• [Raw records]:

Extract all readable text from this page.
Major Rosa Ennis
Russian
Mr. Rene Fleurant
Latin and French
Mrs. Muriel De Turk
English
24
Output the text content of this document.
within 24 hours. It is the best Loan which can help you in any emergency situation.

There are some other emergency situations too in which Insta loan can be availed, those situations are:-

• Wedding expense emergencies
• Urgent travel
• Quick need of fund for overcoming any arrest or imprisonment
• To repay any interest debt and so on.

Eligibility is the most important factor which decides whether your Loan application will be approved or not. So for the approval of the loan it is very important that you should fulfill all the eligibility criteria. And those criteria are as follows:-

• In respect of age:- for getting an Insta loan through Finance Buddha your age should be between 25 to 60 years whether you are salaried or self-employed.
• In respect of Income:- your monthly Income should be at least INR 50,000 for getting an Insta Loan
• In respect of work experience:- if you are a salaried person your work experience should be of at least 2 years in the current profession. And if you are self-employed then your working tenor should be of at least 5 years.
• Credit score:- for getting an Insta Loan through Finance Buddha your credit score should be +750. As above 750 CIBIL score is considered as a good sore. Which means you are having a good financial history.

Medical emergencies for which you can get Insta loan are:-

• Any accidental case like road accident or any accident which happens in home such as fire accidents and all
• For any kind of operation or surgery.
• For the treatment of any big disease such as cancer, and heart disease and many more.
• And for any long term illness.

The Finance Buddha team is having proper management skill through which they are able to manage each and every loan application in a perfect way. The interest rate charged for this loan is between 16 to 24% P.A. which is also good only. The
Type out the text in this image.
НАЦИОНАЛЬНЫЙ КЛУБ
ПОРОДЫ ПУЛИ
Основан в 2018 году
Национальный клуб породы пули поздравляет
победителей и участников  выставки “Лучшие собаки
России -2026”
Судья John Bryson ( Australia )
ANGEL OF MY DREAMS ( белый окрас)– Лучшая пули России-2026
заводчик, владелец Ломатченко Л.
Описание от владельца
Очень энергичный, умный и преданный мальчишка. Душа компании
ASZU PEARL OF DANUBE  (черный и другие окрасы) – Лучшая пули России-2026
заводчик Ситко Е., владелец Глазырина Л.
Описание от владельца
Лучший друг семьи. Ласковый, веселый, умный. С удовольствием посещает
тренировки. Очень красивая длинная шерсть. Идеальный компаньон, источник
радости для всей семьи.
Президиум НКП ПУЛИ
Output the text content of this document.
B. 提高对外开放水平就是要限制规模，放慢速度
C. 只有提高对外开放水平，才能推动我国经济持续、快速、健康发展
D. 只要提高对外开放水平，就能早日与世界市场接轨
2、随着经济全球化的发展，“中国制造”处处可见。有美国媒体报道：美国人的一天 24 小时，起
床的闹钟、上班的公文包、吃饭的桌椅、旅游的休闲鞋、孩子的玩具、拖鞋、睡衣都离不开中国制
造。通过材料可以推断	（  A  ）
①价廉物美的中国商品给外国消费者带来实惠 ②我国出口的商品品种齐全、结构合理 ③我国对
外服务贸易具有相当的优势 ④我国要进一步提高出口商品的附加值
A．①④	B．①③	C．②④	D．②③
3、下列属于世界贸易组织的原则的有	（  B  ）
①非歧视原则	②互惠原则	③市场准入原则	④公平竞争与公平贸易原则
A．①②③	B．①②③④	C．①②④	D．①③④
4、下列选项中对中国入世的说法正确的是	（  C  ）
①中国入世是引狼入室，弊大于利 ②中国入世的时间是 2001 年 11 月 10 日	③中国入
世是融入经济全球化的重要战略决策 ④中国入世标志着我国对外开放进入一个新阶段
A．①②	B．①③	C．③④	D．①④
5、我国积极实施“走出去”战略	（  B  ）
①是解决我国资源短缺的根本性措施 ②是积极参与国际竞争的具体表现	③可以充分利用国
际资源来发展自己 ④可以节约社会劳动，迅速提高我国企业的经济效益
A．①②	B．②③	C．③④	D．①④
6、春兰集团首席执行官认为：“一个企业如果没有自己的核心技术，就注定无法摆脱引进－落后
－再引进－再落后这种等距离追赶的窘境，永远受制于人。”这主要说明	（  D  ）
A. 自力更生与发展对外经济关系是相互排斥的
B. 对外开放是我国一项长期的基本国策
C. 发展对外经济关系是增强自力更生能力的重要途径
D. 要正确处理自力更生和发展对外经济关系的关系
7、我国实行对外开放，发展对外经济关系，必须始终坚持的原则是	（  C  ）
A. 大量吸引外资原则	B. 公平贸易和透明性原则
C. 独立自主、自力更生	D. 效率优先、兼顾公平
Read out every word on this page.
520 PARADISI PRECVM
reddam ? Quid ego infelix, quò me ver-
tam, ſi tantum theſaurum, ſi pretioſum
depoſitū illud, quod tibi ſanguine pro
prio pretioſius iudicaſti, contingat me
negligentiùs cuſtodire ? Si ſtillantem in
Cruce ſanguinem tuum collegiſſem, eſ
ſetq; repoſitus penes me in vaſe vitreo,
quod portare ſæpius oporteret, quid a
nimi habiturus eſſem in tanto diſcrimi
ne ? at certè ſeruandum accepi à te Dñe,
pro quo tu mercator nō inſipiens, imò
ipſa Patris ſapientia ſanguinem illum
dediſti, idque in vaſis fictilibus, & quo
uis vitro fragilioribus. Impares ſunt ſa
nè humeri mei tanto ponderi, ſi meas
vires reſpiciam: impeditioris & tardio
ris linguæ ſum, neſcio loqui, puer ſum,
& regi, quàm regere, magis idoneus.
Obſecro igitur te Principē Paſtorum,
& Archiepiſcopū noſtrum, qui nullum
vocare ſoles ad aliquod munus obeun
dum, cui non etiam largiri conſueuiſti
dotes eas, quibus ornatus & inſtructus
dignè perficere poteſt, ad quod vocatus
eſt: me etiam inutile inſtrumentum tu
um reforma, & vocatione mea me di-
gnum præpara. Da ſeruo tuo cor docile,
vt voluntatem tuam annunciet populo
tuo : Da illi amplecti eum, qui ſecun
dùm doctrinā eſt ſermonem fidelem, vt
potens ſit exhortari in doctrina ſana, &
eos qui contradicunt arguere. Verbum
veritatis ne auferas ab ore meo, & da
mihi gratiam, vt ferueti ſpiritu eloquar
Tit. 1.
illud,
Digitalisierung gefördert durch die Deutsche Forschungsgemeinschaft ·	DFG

• [Written request]:
What needs duplicating is the run of lines from the one containing "Read out every word on this page." through the last line of the entries above, exact and complete.

• [Output of the task]:
Read out every word on this page.
520 PARADISI PRECVM
reddam ? Quid ego infelix, quò me ver-
tam, ſi tantum theſaurum, ſi pretioſum
depoſitū illud, quod tibi ſanguine pro
prio pretioſius iudicaſti, contingat me
negligentiùs cuſtodire ? Si ſtillantem in
Cruce ſanguinem tuum collegiſſem, eſ
ſetq; repoſitus penes me in vaſe vitreo,
quod portare ſæpius oporteret, quid a
nimi habiturus eſſem in tanto diſcrimi
ne ? at certè ſeruandum accepi à te Dñe,
pro quo tu mercator nō inſipiens, imò
ipſa Patris ſapientia ſanguinem illum
dediſti, idque in vaſis fictilibus, & quo
uis vitro fragilioribus. Impares ſunt ſa
nè humeri mei tanto ponderi, ſi meas
vires reſpiciam: impeditioris & tardio
ris linguæ ſum, neſcio loqui, puer ſum,
& regi, quàm regere, magis idoneus.
Obſecro igitur te Principē Paſtorum,
& Archiepiſcopū noſtrum, qui nullum
vocare ſoles ad aliquod munus obeun
dum, cui non etiam largiri conſueuiſti
dotes eas, quibus ornatus & inſtructus
dignè perficere poteſt, ad quod vocatus
eſt: me etiam inutile inſtrumentum tu
um reforma, & vocatione mea me di-
gnum præpara. Da ſeruo tuo cor docile,
vt voluntatem tuam annunciet populo
tuo : Da illi amplecti eum, qui ſecun
dùm doctrinā eſt ſermonem fidelem, vt
potens ſit exhortari in doctrina ſana, &
eos qui contradicunt arguere. Verbum
veritatis ne auferas ab ore meo, & da
mihi gratiam, vt ferueti ſpiritu eloquar
Tit. 1.
illud,
Digitalisierung gefördert durch die Deutsche Forschungsgemeinschaft ·	DFG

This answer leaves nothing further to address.